Reproduce the records below word for word, beginning at the line that contains "coastline — [836, 501, 879, 545]" and stopping after the line that contains "coastline — [376, 252, 468, 323]".

____ Data

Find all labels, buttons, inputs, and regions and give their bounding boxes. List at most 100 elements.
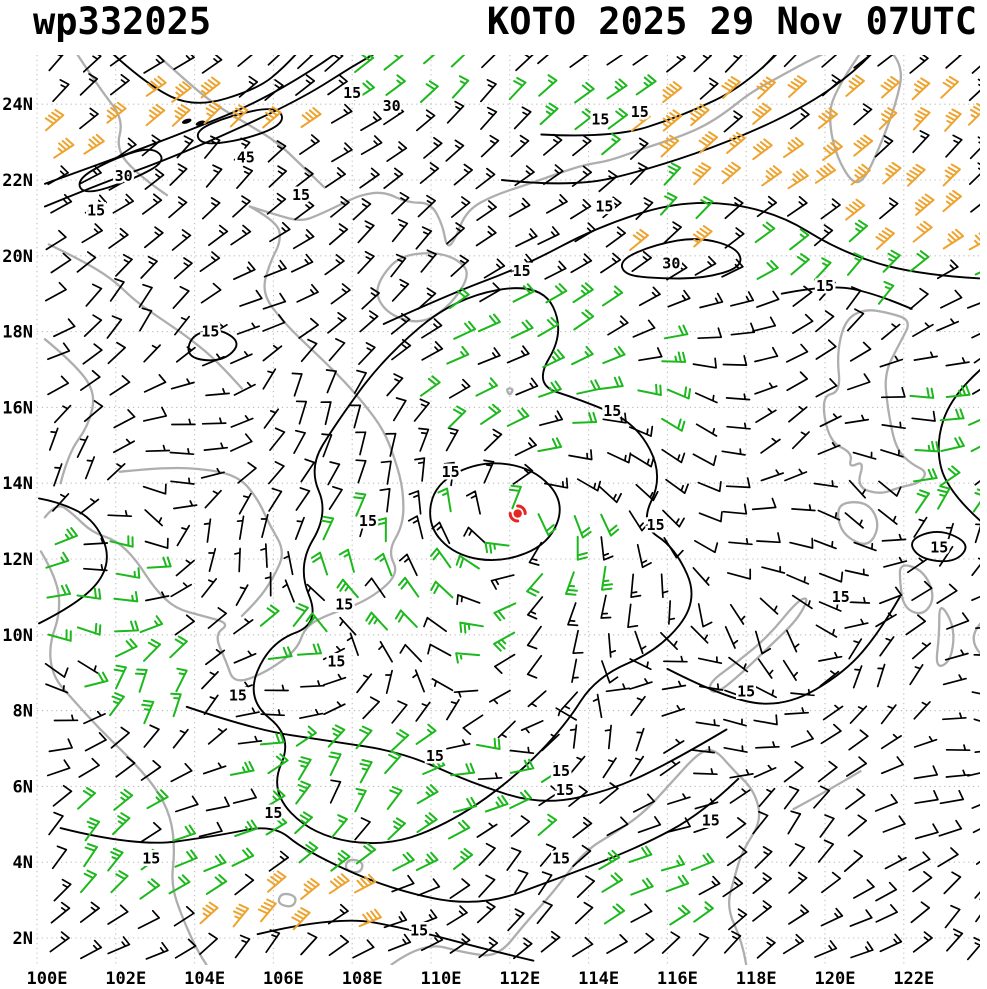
coastline — [836, 501, 879, 545]
contour-label: 15 — [201, 323, 219, 341]
isotach-contour — [43, 55, 375, 208]
isotach-contour — [937, 368, 980, 522]
contour-label: 15 — [552, 762, 570, 780]
contour-label: 15 — [556, 781, 574, 799]
contour-label: 15 — [816, 277, 834, 295]
isotach-contour — [382, 201, 980, 325]
contour-label: 15 — [702, 812, 720, 830]
contour-label: 15 — [647, 516, 665, 534]
contour-label: 15 — [603, 402, 621, 420]
isotach-contour — [112, 55, 297, 104]
coastline — [972, 622, 980, 655]
coastline — [47, 243, 244, 390]
contour-label: 15 — [292, 186, 310, 204]
isotach-contour — [500, 55, 872, 185]
coastline — [708, 597, 808, 693]
contour-label: 15 — [552, 849, 570, 867]
lon-axis-label: 104E — [184, 969, 225, 989]
isotach-contour — [780, 286, 913, 310]
coastline — [390, 748, 761, 965]
coastline-layer — [39, 55, 980, 965]
contour-label: 15 — [631, 103, 649, 121]
coastline — [155, 55, 326, 189]
isotach-contour — [78, 148, 163, 193]
coastline — [376, 252, 468, 323]
contour-label: 15 — [591, 110, 609, 128]
lat-axis-label: 6N — [13, 777, 33, 797]
isotach-contour — [185, 705, 728, 802]
contour-label: 15 — [359, 512, 377, 530]
contour-label: 30 — [115, 167, 133, 185]
coastline — [118, 466, 283, 618]
contour-label: 15 — [442, 463, 460, 481]
isotach-contour — [429, 462, 561, 562]
coastline — [277, 892, 297, 908]
lat-axis-label: 4N — [13, 853, 33, 873]
contour-label: 15 — [343, 84, 361, 102]
coastline — [506, 387, 514, 396]
lon-axis-label: 106E — [263, 969, 304, 989]
contour-label: 45 — [237, 148, 255, 166]
isotach-contour — [540, 55, 778, 137]
lon-axis-label: 102E — [105, 969, 146, 989]
lat-axis-label: 8N — [13, 702, 33, 722]
coastline — [43, 338, 95, 485]
lon-axis-label: 114E — [578, 969, 619, 989]
lon-axis-label: 116E — [657, 969, 698, 989]
lon-axis-label: 120E — [815, 969, 856, 989]
contour-label: 15 — [335, 595, 353, 613]
isotach-contour — [666, 595, 901, 705]
isotach-contour — [38, 497, 108, 625]
contour-label: 15 — [410, 921, 428, 939]
isotach-contour — [620, 238, 742, 280]
isotach-contour — [196, 108, 283, 145]
lat-axis-label: 12N — [2, 550, 33, 570]
contour-label: 30 — [383, 97, 401, 115]
wind-max-marks — [181, 118, 206, 126]
lat-axis-label: 22N — [2, 171, 33, 191]
wind-barb-layer — [44, 55, 980, 961]
wind-barbs-black — [44, 55, 980, 961]
lat-axis-label: 18N — [2, 323, 33, 343]
lat-axis-label: 20N — [2, 247, 33, 267]
lon-axis-label: 100E — [27, 969, 68, 989]
contour-label: 15 — [87, 201, 105, 219]
wind-barbs-green — [45, 55, 980, 926]
coastline — [829, 55, 903, 184]
axis-label-layer: 2N 4N 6N 8N 10N 12N 14N 16N 18N 20N 22N 24N 100E 102E… — [2, 95, 934, 989]
coastline — [898, 564, 934, 615]
lon-axis-label: 122E — [893, 969, 934, 989]
contour-label: 15 — [595, 198, 613, 216]
lon-axis-label: 110E — [421, 969, 462, 989]
lon-axis-label: 118E — [736, 969, 777, 989]
contour-label: 15 — [426, 747, 444, 765]
coastline — [935, 607, 955, 667]
contour-label: 15 — [264, 804, 282, 822]
contour-label: 30 — [662, 254, 680, 272]
contour-label: 15 — [513, 262, 531, 280]
lat-axis-label: 2N — [13, 929, 33, 949]
isotach-contour — [911, 531, 967, 563]
contour-label: 15 — [327, 652, 345, 670]
typhoon-symbol — [508, 504, 527, 523]
lat-axis-label: 24N — [2, 95, 33, 115]
coastline — [43, 205, 405, 682]
lat-axis-label: 16N — [2, 398, 33, 418]
lon-axis-label: 112E — [499, 969, 540, 989]
contour-label: 15 — [737, 683, 755, 701]
isotach-contour — [252, 287, 693, 844]
coastline — [248, 55, 824, 247]
lon-axis-label: 108E — [342, 969, 383, 989]
coastline — [39, 550, 208, 965]
wind-barbs-orange — [44, 74, 980, 931]
contour-label: 15 — [229, 686, 247, 704]
contour-label: 15 — [832, 588, 850, 606]
map-title: KOTO 2025 29 Nov 07UTC — [486, 0, 977, 43]
lat-axis-label: 14N — [2, 474, 33, 494]
coastline — [822, 309, 926, 494]
isotach-contour — [43, 55, 336, 185]
contour-label: 15 — [142, 849, 160, 867]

________

* **Result for this exercise**
coastline — [836, 501, 879, 545]
contour-label: 15 — [201, 323, 219, 341]
isotach-contour — [43, 55, 375, 208]
isotach-contour — [937, 368, 980, 522]
contour-label: 15 — [552, 762, 570, 780]
contour-label: 15 — [556, 781, 574, 799]
contour-label: 15 — [816, 277, 834, 295]
isotach-contour — [382, 201, 980, 325]
contour-label: 15 — [702, 812, 720, 830]
contour-label: 15 — [647, 516, 665, 534]
contour-label: 15 — [603, 402, 621, 420]
isotach-contour — [112, 55, 297, 104]
coastline — [972, 622, 980, 655]
coastline — [47, 243, 244, 390]
contour-label: 15 — [292, 186, 310, 204]
isotach-contour — [500, 55, 872, 185]
coastline — [708, 597, 808, 693]
contour-label: 15 — [552, 849, 570, 867]
lon-axis-label: 104E — [184, 969, 225, 989]
isotach-contour — [780, 286, 913, 310]
coastline — [390, 748, 761, 965]
coastline-layer — [39, 55, 980, 965]
contour-label: 15 — [631, 103, 649, 121]
coastline — [155, 55, 326, 189]
isotach-contour — [78, 148, 163, 193]
coastline — [376, 252, 468, 323]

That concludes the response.